* [Esercizi]
- 1) Quali elementi cita il brano sulla riforma costituzionale per sostenere che non diventeremo una repubblica presidenziale? Elencali tutti.
- 2) Trasforma in un elenco puntato più breve il paragrafo del brano sulla riforma costituzionale che comincia con "Tuttavia qualcosa cambia", mantenendone i fatti principali.
- 3) Scrivi il seguito del brano sulla riforma costituzionale, partendo dal punto in cui si interrompe.

* [Brano del documento]
Uno degli aspetti più rilevanti della riforma costituzionale approvata alla camera, accanto alla riforma “federalista”, è il ridisegno dei poteri del Presidente del Consiglio, che, non a caso, d’ora in poi sarà Primo Ministro. Di certo questa figura viene fortemente rafforzata, ma quanto? Quali rischi presenta questo rafforzamento? Quali problemi risolve? E, soprattutto, perché sono state proposte queste modifiche?

Uno sguardo alla forma. In primo luogo credo che sia necessario definire cosa ne sarà del nostro vecchio Presidente del Consiglio. Mi sembra evidente che non siamo destinati a diventare una repubblica presidenziale. Non c’è una vera elezione diretta, non c’è un esecutivo monocratico, persiste il rapporto fiduciario col parlamento, ecc. ecc.
Tuttavia qualcosa cambia: abbandoniamo, dopo 57 anni, il parlamentarismo e ci dirigiamo a lunghi passi verso una qualche forma di premierato. Questo comporterà che le risorse potestative, fino ad oggi prevalentemente in mano parlamentare, passeranno in buon parte al governo, che vedrà fortemente migliorata la sua possibilità di incidere nel processo legislativo e la propria autonomia nei confronti delle interferenze parlamentari. In realtà su questa strada ci eravamo già incamminati allorchè, nel ’98, vennero rivisti i regolamenti parlamentari nel senso di limitare i poteri del parlamento, in questo seguendo una tendenza generale nota come “razionalizzazione” (ossia il tentativo di trasformare in regole giuridiche vincolanti i rapporti politici) delle relazioni esecutivo/legislativo.

* [Estratti del dataset]
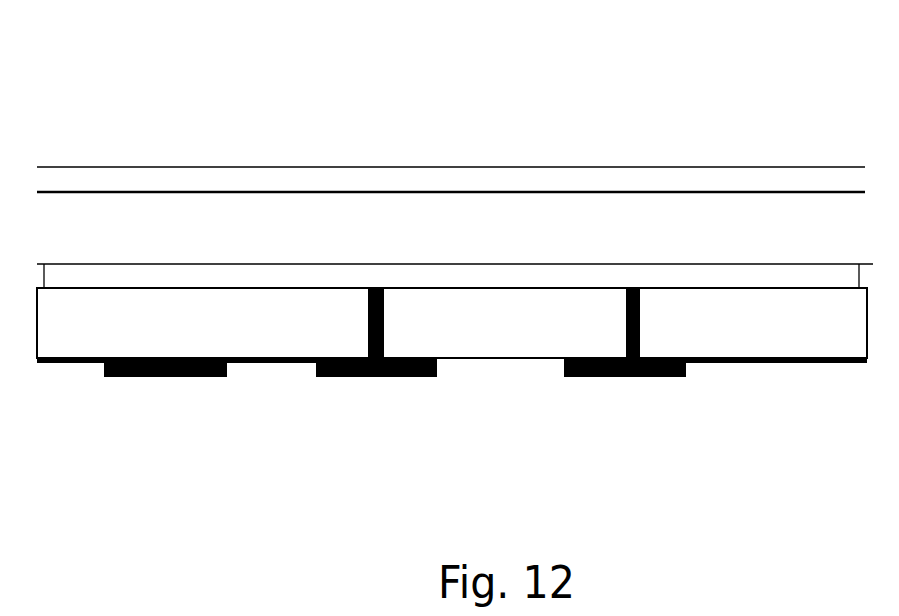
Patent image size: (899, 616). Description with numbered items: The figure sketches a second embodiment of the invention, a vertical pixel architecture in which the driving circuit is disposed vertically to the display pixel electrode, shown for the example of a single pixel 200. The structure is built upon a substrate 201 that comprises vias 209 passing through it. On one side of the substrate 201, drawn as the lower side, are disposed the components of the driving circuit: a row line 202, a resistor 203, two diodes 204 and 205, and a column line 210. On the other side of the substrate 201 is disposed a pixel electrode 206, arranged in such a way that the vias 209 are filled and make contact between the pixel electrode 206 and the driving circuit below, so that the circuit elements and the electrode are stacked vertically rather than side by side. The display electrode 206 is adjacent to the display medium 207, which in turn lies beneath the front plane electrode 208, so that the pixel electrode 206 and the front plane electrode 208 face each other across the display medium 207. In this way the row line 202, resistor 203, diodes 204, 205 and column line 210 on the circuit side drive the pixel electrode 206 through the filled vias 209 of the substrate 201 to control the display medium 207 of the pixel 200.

The pixel 200 is at (452, 323).
The substrate 201 is at (293, 328).
The row line 202 is at (67, 368).
The resistor 203 is at (195, 377).
The diode 204 is at (413, 384).
The diode 205 is at (647, 384).
The pixel electrode 206 is at (89, 272).
The display medium 207 is at (211, 240).
The front plane electrode 208 is at (353, 175).
The vias 209 is at (623, 318).
The column line 210 is at (790, 368).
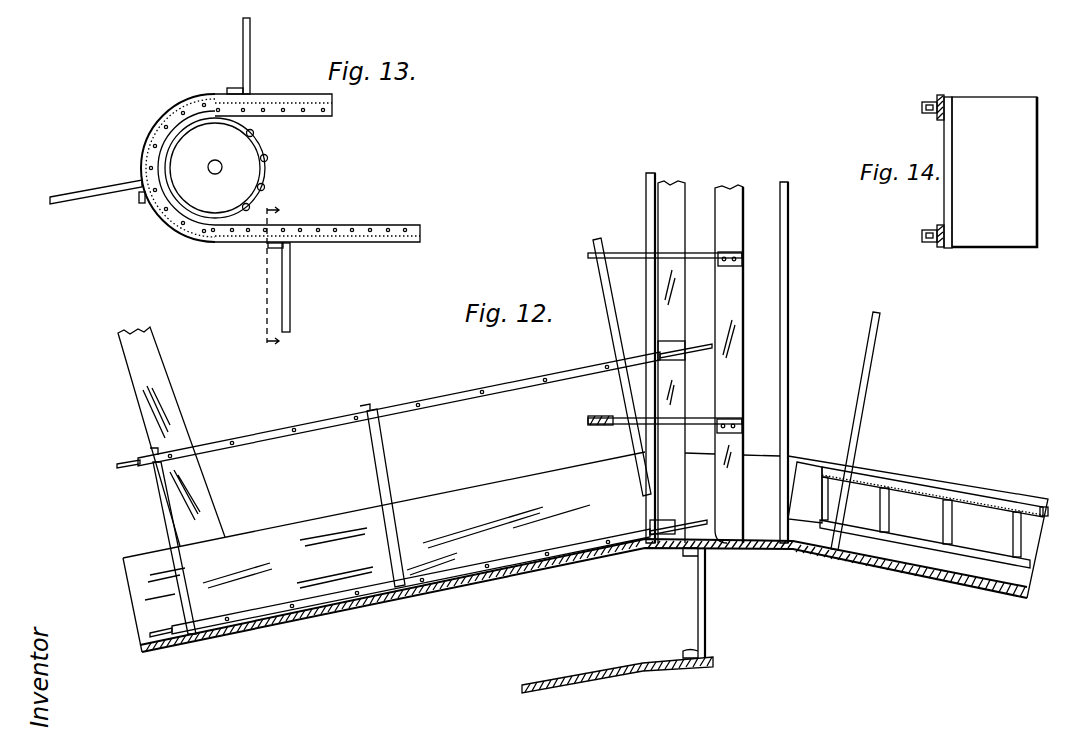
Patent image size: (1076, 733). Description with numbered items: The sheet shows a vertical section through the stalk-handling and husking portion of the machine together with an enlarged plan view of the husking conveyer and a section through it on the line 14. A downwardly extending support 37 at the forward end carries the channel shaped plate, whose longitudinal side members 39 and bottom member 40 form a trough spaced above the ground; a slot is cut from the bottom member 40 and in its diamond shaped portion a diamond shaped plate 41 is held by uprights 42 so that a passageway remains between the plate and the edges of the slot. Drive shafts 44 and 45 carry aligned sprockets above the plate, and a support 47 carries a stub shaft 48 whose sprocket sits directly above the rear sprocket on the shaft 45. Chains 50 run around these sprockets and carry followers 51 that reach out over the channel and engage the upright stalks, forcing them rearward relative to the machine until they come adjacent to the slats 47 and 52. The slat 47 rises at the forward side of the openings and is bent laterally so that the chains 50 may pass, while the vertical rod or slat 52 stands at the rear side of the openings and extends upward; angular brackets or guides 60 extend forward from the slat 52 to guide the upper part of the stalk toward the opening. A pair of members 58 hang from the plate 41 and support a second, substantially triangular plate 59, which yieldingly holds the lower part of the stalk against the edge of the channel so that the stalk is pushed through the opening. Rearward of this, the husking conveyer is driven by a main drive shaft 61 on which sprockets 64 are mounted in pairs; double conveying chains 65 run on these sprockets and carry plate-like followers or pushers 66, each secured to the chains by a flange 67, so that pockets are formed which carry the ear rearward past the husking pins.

* [Soluzioni dell'esercizio]
- 1)
- Non c'è una vera elezione diretta.
- Non c'è un esecutivo monocratico.
- Persiste il rapporto fiduciario col parlamento.

- 2)
- Dopo 57 anni si abbandona il parlamentarismo e si va verso una forma di premierato.
- Le risorse potestative, finora soprattutto in mano al parlamento, passeranno in buona parte al governo.
- Il governo potrà incidere molto di più sul processo legislativo e sarà più autonomo dalle interferenze parlamentari.
- Questa strada era già stata intrapresa nel '98, quando i regolamenti parlamentari furono rivisti per limitare i poteri del parlamento.
- Quella revisione seguiva la tendenza generale detta "razionalizzazione", cioè il tentativo di trasformare in regole giuridiche vincolanti i rapporti politici tra esecutivo e legislativo.

- 3)
Quanto potere? E’ possibile quantificare questo riassetto? E’ possibile avanzare qualche ipotesi, una quantificazione precisa potrà effettuarsi solo analizzando la prassi politica, la nuova legge elettorale e, soprattutto, i nuovi regolamenti parlamentari che necessariamente dovranno essere definiti. Mi sembra evidente che un certo grado di decentramento del processo legislativo permarrà e con esso una buona parte della forza del parlamento. In particolar modo, le commissioni parlamentari resteranno probabilmente uguali, rendendo il controllo governativo sul parlamento difficile e lasciando ampi spazi all’iniziativa delle opposizioni.
Per certi versi le possibilità dell’opposizione saranno addirittura rafforzate, dal momento che le verranno affidate le presidenze di molte commissioni di garanzia e delle commissioni d’inchiesta e considerato che i poteri dell’opposizione saranno con ogni probabilità ridefiniti e meglio garantiti da un nuovo regolamento. Ciò detto è indubbio che l’esecutivo si avvantaggerà molto della riduzione del grado di bicameralismo e delle procedure di protezione delle leggi ritenute urgenti e qualificanti per l’azione di governo.
I presupposti costituzionali fanno pensare che si tratterà di un premierato non troppo forte, in cui l’azione delle opposizioni non sarà bandita.
Comparazioni. Per poter completare meglio la visione d’insieme del nuovo assetto governativo credo sia necessario provvedere a qualche comparazione con i sistemi di altri paesi democratici.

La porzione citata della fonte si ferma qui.